#### [WORK REQUIRED]
Transcribe the listing that follows in full, omitting pictures.

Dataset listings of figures
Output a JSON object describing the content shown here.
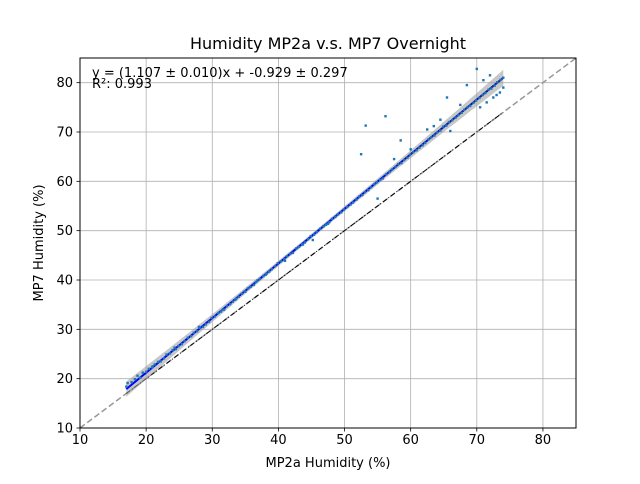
{
  "chart_data": {
    "type": "scatter",
    "title": "Humidity MP2a v.s. MP7 Overnight",
    "xlabel": "MP2a Humidity (%)",
    "ylabel": "MP7 Humidity (%)",
    "xlim": [
      10,
      85
    ],
    "ylim": [
      10,
      85
    ],
    "xticks": [
      10,
      20,
      30,
      40,
      50,
      60,
      70,
      80
    ],
    "yticks": [
      10,
      20,
      30,
      40,
      50,
      60,
      70,
      80
    ],
    "grid": true,
    "annotation": {
      "equation": "y = (1.107 ± 0.010)x + -0.929 ± 0.297",
      "r_squared": "R²: 0.993"
    },
    "fit": {
      "slope": 1.107,
      "intercept": -0.929,
      "x_range": [
        17,
        74
      ]
    },
    "reference_line": {
      "label": "",
      "slope": 1,
      "intercept": 0
    },
    "colors": {
      "points": "#1f77b4",
      "fit_line": "#0000ff",
      "fit_band": "#999999",
      "identity_line": "#999999",
      "secondary_line": "#000000"
    },
    "points": {
      "x": [
        17.0,
        17.2,
        17.8,
        18.3,
        18.7,
        19.1,
        19.5,
        20.0,
        20.4,
        20.9,
        21.3,
        21.8,
        22.2,
        22.7,
        23.1,
        23.6,
        24.0,
        24.5,
        24.9,
        25.4,
        25.8,
        26.3,
        26.8,
        27.2,
        27.7,
        28.1,
        28.6,
        29.0,
        29.5,
        29.9,
        30.4,
        30.9,
        31.3,
        31.8,
        32.2,
        32.7,
        33.1,
        33.6,
        34.0,
        34.5,
        34.9,
        35.4,
        35.8,
        36.3,
        36.8,
        37.2,
        37.7,
        38.1,
        38.6,
        39.0,
        39.5,
        39.9,
        40.4,
        40.9,
        41.3,
        41.8,
        42.2,
        42.7,
        43.1,
        43.6,
        44.0,
        44.5,
        44.9,
        45.4,
        45.8,
        46.3,
        46.8,
        47.2,
        47.7,
        48.1,
        48.6,
        49.0,
        49.5,
        49.9,
        50.4,
        50.9,
        51.3,
        51.8,
        52.2,
        52.7,
        53.1,
        53.6,
        54.0,
        54.5,
        54.9,
        55.4,
        55.8,
        56.3,
        56.8,
        57.2,
        57.7,
        58.1,
        58.6,
        59.0,
        59.5,
        59.9,
        60.4,
        60.9,
        61.3,
        61.8,
        62.2,
        62.7,
        63.1,
        63.6,
        64.0,
        64.5,
        64.9,
        65.4,
        65.8,
        66.3,
        66.8,
        67.2,
        67.7,
        68.1,
        68.6,
        69.0,
        69.5,
        69.9,
        70.4,
        70.9,
        71.3,
        71.8,
        72.2,
        72.7,
        73.1,
        73.6,
        74.0,
        33.5,
        35.0,
        36.6,
        38.2,
        41.0,
        43.7,
        45.2,
        47.5,
        21.0,
        24.3,
        28.0,
        31.5,
        52.5,
        53.2,
        55.0,
        56.2,
        57.5,
        58.5,
        60.0,
        62.5,
        63.5,
        64.5,
        65.5,
        66.0,
        67.5,
        68.5,
        70.0,
        71.0,
        72.0,
        73.0,
        74.0,
        70.5,
        71.5,
        72.5,
        73.5
      ],
      "y": [
        18.4,
        19.1,
        19.3,
        19.9,
        20.6,
        20.2,
        21.2,
        21.4,
        22.0,
        22.3,
        22.9,
        23.4,
        23.5,
        24.1,
        24.9,
        25.1,
        25.8,
        26.0,
        26.6,
        27.0,
        27.6,
        28.3,
        28.6,
        29.3,
        29.6,
        30.3,
        30.5,
        31.0,
        31.5,
        32.3,
        32.6,
        33.3,
        33.6,
        34.0,
        34.7,
        35.1,
        35.6,
        36.2,
        36.6,
        37.2,
        37.7,
        38.3,
        38.6,
        39.0,
        39.9,
        40.2,
        40.8,
        41.1,
        41.7,
        42.2,
        42.8,
        43.4,
        43.8,
        44.2,
        44.8,
        45.3,
        45.5,
        46.4,
        46.7,
        47.2,
        47.6,
        48.3,
        48.9,
        49.2,
        49.7,
        50.4,
        50.9,
        51.2,
        51.7,
        52.4,
        52.8,
        53.3,
        53.7,
        54.3,
        54.8,
        55.3,
        55.7,
        56.3,
        56.9,
        57.2,
        57.8,
        58.2,
        58.8,
        59.4,
        59.8,
        60.3,
        60.6,
        61.4,
        61.9,
        62.4,
        62.9,
        63.5,
        63.7,
        64.3,
        64.8,
        65.4,
        65.9,
        66.3,
        66.8,
        67.3,
        67.8,
        68.5,
        68.9,
        69.3,
        69.9,
        70.3,
        71.1,
        71.3,
        72.0,
        72.4,
        72.9,
        73.4,
        73.9,
        74.5,
        75.0,
        75.3,
        75.9,
        76.4,
        76.9,
        77.5,
        77.9,
        78.6,
        78.8,
        79.4,
        80.1,
        80.6,
        81.0,
        36.0,
        37.6,
        39.6,
        41.3,
        43.9,
        47.2,
        48.1,
        51.4,
        22.5,
        26.3,
        30.5,
        33.9,
        65.5,
        71.3,
        56.5,
        73.2,
        64.5,
        68.3,
        66.5,
        70.5,
        71.2,
        72.5,
        77.0,
        70.2,
        75.5,
        79.5,
        82.8,
        80.5,
        81.5,
        77.5,
        79.0,
        75.0,
        76.0,
        77.0,
        78.0
      ]
    }
  }
}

#### [ANSWER FOR THE TASK]
Output a JSON object describing the content shown here.
{
  "chart_data": {
    "type": "scatter",
    "title": "Humidity MP2a v.s. MP7 Overnight",
    "xlabel": "MP2a Humidity (%)",
    "ylabel": "MP7 Humidity (%)",
    "xlim": [
      10,
      85
    ],
    "ylim": [
      10,
      85
    ],
    "xticks": [
      10,
      20,
      30,
      40,
      50,
      60,
      70,
      80
    ],
    "yticks": [
      10,
      20,
      30,
      40,
      50,
      60,
      70,
      80
    ],
    "grid": true,
    "annotation": {
      "equation": "y = (1.107 ± 0.010)x + -0.929 ± 0.297",
      "r_squared": "R²: 0.993"
    },
    "fit": {
      "slope": 1.107,
      "intercept": -0.929,
      "x_range": [
        17,
        74
      ]
    },
    "reference_line": {
      "label": "",
      "slope": 1,
      "intercept": 0
    },
    "colors": {
      "points": "#1f77b4",
      "fit_line": "#0000ff",
      "fit_band": "#999999",
      "identity_line": "#999999",
      "secondary_line": "#000000"
    },
    "points": {
      "x": [
        17.0,
        17.2,
        17.8,
        18.3,
        18.7,
        19.1,
        19.5,
        20.0,
        20.4,
        20.9,
        21.3,
        21.8,
        22.2,
        22.7,
        23.1,
        23.6,
        24.0,
        24.5,
        24.9,
        25.4,
        25.8,
        26.3,
        26.8,
        27.2,
        27.7,
        28.1,
        28.6,
        29.0,
        29.5,
        29.9,
        30.4,
        30.9,
        31.3,
        31.8,
        32.2,
        32.7,
        33.1,
        33.6,
        34.0,
        34.5,
        34.9,
        35.4,
        35.8,
        36.3,
        36.8,
        37.2,
        37.7,
        38.1,
        38.6,
        39.0,
        39.5,
        39.9,
        40.4,
        40.9,
        41.3,
        41.8,
        42.2,
        42.7,
        43.1,
        43.6,
        44.0,
        44.5,
        44.9,
        45.4,
        45.8,
        46.3,
        46.8,
        47.2,
        47.7,
        48.1,
        48.6,
        49.0,
        49.5,
        49.9,
        50.4,
        50.9,
        51.3,
        51.8,
        52.2,
        52.7,
        53.1,
        53.6,
        54.0,
        54.5,
        54.9,
        55.4,
        55.8,
        56.3,
        56.8,
        57.2,
        57.7,
        58.1,
        58.6,
        59.0,
        59.5,
        59.9,
        60.4,
        60.9,
        61.3,
        61.8,
        62.2,
        62.7,
        63.1,
        63.6,
        64.0,
        64.5,
        64.9,
        65.4,
        65.8,
        66.3,
        66.8,
        67.2,
        67.7,
        68.1,
        68.6,
        69.0,
        69.5,
        69.9,
        70.4,
        70.9,
        71.3,
        71.8,
        72.2,
        72.7,
        73.1,
        73.6,
        74.0,
        33.5,
        35.0,
        36.6,
        38.2,
        41.0,
        43.7,
        45.2,
        47.5,
        21.0,
        24.3,
        28.0,
        31.5,
        52.5,
        53.2,
        55.0,
        56.2,
        57.5,
        58.5,
        60.0,
        62.5,
        63.5,
        64.5,
        65.5,
        66.0,
        67.5,
        68.5,
        70.0,
        71.0,
        72.0,
        73.0,
        74.0,
        70.5,
        71.5,
        72.5,
        73.5
      ],
      "y": [
        18.4,
        19.1,
        19.3,
        19.9,
        20.6,
        20.2,
        21.2,
        21.4,
        22.0,
        22.3,
        22.9,
        23.4,
        23.5,
        24.1,
        24.9,
        25.1,
        25.8,
        26.0,
        26.6,
        27.0,
        27.6,
        28.3,
        28.6,
        29.3,
        29.6,
        30.3,
        30.5,
        31.0,
        31.5,
        32.3,
        32.6,
        33.3,
        33.6,
        34.0,
        34.7,
        35.1,
        35.6,
        36.2,
        36.6,
        37.2,
        37.7,
        38.3,
        38.6,
        39.0,
        39.9,
        40.2,
        40.8,
        41.1,
        41.7,
        42.2,
        42.8,
        43.4,
        43.8,
        44.2,
        44.8,
        45.3,
        45.5,
        46.4,
        46.7,
        47.2,
        47.6,
        48.3,
        48.9,
        49.2,
        49.7,
        50.4,
        50.9,
        51.2,
        51.7,
        52.4,
        52.8,
        53.3,
        53.7,
        54.3,
        54.8,
        55.3,
        55.7,
        56.3,
        56.9,
        57.2,
        57.8,
        58.2,
        58.8,
        59.4,
        59.8,
        60.3,
        60.6,
        61.4,
        61.9,
        62.4,
        62.9,
        63.5,
        63.7,
        64.3,
        64.8,
        65.4,
        65.9,
        66.3,
        66.8,
        67.3,
        67.8,
        68.5,
        68.9,
        69.3,
        69.9,
        70.3,
        71.1,
        71.3,
        72.0,
        72.4,
        72.9,
        73.4,
        73.9,
        74.5,
        75.0,
        75.3,
        75.9,
        76.4,
        76.9,
        77.5,
        77.9,
        78.6,
        78.8,
        79.4,
        80.1,
        80.6,
        81.0,
        36.0,
        37.6,
        39.6,
        41.3,
        43.9,
        47.2,
        48.1,
        51.4,
        22.5,
        26.3,
        30.5,
        33.9,
        65.5,
        71.3,
        56.5,
        73.2,
        64.5,
        68.3,
        66.5,
        70.5,
        71.2,
        72.5,
        77.0,
        70.2,
        75.5,
        79.5,
        82.8,
        80.5,
        81.5,
        77.5,
        79.0,
        75.0,
        76.0,
        77.0,
        78.0
      ]
    }
  }
}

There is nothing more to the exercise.